- What you need to do: Look for "Decode this image" in the listing below, then copy exactly the line it appears in and all lines after it to the end, and nothing more.

- Record extracts:
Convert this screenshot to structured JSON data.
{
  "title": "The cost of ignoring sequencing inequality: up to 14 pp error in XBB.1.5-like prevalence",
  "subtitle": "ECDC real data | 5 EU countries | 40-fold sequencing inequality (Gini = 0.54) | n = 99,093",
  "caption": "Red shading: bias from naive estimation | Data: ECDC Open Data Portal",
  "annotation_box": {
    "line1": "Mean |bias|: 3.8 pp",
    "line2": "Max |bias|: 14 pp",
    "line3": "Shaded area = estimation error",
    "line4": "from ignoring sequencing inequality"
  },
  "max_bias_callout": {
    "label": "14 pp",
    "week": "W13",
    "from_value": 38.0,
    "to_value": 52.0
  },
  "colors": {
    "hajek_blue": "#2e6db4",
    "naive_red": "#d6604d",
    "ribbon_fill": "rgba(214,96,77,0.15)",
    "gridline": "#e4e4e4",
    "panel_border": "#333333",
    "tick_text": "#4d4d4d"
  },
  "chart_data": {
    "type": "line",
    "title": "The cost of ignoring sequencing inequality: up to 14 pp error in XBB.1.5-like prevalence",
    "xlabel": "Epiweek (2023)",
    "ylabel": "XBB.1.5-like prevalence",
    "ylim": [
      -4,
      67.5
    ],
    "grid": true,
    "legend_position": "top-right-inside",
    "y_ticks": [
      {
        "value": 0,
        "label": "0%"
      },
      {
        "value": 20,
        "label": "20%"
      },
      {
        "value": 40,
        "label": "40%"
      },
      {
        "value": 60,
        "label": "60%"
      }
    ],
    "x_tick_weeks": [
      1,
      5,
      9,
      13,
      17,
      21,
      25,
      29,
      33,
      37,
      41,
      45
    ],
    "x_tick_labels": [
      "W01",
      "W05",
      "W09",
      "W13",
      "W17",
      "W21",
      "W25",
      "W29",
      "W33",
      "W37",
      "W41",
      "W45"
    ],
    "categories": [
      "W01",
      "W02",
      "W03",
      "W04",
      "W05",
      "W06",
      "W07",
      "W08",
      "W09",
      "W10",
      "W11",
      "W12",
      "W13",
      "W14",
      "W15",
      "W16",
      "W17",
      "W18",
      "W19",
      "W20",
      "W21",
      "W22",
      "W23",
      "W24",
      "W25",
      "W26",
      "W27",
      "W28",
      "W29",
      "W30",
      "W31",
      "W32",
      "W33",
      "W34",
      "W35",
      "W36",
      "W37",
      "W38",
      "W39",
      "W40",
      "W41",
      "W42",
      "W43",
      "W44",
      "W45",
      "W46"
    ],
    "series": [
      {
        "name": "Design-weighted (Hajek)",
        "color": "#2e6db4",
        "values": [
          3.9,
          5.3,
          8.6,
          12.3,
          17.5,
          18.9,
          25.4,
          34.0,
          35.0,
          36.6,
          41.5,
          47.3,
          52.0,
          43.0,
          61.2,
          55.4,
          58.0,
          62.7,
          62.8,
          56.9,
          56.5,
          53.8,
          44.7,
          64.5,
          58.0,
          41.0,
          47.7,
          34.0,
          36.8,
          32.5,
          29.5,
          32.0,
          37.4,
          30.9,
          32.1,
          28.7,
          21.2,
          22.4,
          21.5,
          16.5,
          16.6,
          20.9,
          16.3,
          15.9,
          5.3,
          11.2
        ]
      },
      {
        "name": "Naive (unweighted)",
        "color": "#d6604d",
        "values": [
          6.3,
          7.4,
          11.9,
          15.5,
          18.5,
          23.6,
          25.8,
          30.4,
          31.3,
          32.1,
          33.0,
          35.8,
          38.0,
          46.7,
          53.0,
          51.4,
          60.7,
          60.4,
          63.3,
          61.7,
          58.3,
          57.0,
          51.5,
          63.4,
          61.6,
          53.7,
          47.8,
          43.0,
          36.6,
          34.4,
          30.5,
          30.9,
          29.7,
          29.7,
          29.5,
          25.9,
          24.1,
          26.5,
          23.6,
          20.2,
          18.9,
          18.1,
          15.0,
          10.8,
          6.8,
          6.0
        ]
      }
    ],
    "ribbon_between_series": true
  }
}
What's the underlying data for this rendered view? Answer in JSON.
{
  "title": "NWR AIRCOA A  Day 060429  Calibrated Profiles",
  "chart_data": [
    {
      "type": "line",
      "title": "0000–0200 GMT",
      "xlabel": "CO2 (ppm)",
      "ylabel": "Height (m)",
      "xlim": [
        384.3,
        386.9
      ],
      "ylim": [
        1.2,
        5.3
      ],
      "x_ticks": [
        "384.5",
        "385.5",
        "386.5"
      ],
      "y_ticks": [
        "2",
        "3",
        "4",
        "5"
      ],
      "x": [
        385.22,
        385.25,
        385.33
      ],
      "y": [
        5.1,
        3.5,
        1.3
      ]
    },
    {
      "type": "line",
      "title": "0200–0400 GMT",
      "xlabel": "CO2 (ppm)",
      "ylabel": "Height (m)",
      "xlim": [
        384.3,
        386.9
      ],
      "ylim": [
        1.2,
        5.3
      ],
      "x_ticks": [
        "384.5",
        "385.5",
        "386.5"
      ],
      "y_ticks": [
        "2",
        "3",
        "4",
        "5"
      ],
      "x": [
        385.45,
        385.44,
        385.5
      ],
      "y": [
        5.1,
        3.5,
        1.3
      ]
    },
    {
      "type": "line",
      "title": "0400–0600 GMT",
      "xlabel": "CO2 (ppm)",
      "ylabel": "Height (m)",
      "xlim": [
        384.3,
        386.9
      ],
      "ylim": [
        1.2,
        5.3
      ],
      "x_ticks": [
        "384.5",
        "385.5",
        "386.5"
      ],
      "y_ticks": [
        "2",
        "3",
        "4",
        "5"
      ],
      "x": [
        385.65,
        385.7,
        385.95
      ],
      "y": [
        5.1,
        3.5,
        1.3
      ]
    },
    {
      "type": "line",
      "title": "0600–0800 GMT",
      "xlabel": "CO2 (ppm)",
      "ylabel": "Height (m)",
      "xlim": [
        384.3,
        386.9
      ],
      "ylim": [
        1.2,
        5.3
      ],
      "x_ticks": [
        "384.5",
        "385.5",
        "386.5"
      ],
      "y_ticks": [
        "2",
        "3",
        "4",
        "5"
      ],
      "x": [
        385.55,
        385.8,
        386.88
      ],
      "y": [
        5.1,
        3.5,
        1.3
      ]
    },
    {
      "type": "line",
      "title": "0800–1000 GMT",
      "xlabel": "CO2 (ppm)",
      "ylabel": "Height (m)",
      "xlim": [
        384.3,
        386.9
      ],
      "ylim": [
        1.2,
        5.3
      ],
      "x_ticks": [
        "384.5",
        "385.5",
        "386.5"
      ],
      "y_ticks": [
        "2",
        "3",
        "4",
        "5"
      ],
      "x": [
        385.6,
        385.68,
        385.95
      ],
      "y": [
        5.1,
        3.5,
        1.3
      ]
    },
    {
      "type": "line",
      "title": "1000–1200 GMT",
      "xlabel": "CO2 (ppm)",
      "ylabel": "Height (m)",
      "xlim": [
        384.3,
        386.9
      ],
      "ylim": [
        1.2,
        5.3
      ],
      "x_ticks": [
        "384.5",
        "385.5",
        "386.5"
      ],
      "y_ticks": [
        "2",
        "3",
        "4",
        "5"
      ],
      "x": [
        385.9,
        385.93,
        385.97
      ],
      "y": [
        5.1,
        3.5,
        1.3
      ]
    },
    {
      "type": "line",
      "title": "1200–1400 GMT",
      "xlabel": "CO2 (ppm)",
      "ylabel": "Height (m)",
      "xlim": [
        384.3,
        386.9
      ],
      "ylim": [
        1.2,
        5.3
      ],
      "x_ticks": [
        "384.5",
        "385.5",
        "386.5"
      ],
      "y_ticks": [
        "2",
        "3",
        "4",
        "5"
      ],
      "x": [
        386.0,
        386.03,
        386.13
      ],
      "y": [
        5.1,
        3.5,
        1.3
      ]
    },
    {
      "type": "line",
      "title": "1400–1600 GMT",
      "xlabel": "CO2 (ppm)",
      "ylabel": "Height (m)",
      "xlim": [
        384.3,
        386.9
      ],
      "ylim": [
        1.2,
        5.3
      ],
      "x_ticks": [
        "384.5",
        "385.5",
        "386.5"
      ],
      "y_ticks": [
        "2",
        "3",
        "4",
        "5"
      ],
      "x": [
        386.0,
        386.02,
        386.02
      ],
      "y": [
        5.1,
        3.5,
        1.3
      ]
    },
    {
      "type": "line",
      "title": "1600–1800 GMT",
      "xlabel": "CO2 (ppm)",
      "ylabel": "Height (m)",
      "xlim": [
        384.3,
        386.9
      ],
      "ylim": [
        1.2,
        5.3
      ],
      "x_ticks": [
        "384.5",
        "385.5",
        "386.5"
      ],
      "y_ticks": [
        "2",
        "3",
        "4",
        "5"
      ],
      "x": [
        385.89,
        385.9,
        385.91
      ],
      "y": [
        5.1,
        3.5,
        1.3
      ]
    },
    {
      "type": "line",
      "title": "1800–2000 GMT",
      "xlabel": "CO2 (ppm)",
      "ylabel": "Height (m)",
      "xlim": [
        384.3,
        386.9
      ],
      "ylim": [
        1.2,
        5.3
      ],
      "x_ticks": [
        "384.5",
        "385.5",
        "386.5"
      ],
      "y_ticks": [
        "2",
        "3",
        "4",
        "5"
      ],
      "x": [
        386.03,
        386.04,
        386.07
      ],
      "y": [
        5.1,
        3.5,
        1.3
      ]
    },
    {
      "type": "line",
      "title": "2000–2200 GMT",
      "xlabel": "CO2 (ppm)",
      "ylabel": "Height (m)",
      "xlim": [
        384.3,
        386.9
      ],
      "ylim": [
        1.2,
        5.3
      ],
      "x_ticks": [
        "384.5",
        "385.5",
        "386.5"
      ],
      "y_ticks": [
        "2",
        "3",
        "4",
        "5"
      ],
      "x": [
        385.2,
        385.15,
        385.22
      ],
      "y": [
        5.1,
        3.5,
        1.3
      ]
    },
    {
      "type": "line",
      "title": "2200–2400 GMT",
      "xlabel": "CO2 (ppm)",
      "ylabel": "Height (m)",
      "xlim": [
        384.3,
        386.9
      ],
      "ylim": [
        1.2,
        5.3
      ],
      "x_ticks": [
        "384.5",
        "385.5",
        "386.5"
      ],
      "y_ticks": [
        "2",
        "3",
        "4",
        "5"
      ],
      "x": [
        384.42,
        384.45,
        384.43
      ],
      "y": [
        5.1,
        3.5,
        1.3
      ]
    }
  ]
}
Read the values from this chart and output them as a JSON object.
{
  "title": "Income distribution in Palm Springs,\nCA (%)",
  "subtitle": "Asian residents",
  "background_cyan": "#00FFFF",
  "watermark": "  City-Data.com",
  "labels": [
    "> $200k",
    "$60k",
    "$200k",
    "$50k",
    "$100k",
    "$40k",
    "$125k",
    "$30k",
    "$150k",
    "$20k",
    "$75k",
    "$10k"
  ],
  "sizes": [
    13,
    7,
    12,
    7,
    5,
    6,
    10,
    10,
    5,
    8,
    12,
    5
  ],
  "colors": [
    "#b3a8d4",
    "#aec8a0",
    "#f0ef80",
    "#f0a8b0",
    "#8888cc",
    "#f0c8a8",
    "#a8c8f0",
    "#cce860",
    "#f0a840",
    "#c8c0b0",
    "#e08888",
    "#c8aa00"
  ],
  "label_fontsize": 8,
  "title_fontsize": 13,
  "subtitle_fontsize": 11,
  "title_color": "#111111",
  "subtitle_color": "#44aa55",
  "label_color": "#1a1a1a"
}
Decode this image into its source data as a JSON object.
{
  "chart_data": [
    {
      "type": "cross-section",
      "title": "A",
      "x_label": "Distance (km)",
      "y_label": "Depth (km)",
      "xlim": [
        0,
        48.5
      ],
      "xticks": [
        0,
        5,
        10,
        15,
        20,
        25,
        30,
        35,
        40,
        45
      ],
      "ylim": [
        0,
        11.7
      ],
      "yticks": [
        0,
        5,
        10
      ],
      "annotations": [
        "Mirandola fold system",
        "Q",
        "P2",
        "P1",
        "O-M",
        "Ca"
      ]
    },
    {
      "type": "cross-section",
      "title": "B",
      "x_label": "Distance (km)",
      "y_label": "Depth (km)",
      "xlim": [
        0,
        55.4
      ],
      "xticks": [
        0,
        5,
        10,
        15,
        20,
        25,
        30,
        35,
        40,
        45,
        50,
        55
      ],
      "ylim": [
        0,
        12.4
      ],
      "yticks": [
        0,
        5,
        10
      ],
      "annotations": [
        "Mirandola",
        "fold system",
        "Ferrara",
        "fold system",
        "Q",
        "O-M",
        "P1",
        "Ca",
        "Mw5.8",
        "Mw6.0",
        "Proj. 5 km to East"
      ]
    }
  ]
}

- Task result:
Decode this image into its source data as a JSON object.
{
  "chart_data": [
    {
      "type": "cross-section",
      "title": "A",
      "x_label": "Distance (km)",
      "y_label": "Depth (km)",
      "xlim": [
        0,
        48.5
      ],
      "xticks": [
        0,
        5,
        10,
        15,
        20,
        25,
        30,
        35,
        40,
        45
      ],
      "ylim": [
        0,
        11.7
      ],
      "yticks": [
        0,
        5,
        10
      ],
      "annotations": [
        "Mirandola fold system",
        "Q",
        "P2",
        "P1",
        "O-M",
        "Ca"
      ]
    },
    {
      "type": "cross-section",
      "title": "B",
      "x_label": "Distance (km)",
      "y_label": "Depth (km)",
      "xlim": [
        0,
        55.4
      ],
      "xticks": [
        0,
        5,
        10,
        15,
        20,
        25,
        30,
        35,
        40,
        45,
        50,
        55
      ],
      "ylim": [
        0,
        12.4
      ],
      "yticks": [
        0,
        5,
        10
      ],
      "annotations": [
        "Mirandola",
        "fold system",
        "Ferrara",
        "fold system",
        "Q",
        "O-M",
        "P1",
        "Ca",
        "Mw5.8",
        "Mw6.0",
        "Proj. 5 km to East"
      ]
    }
  ]
}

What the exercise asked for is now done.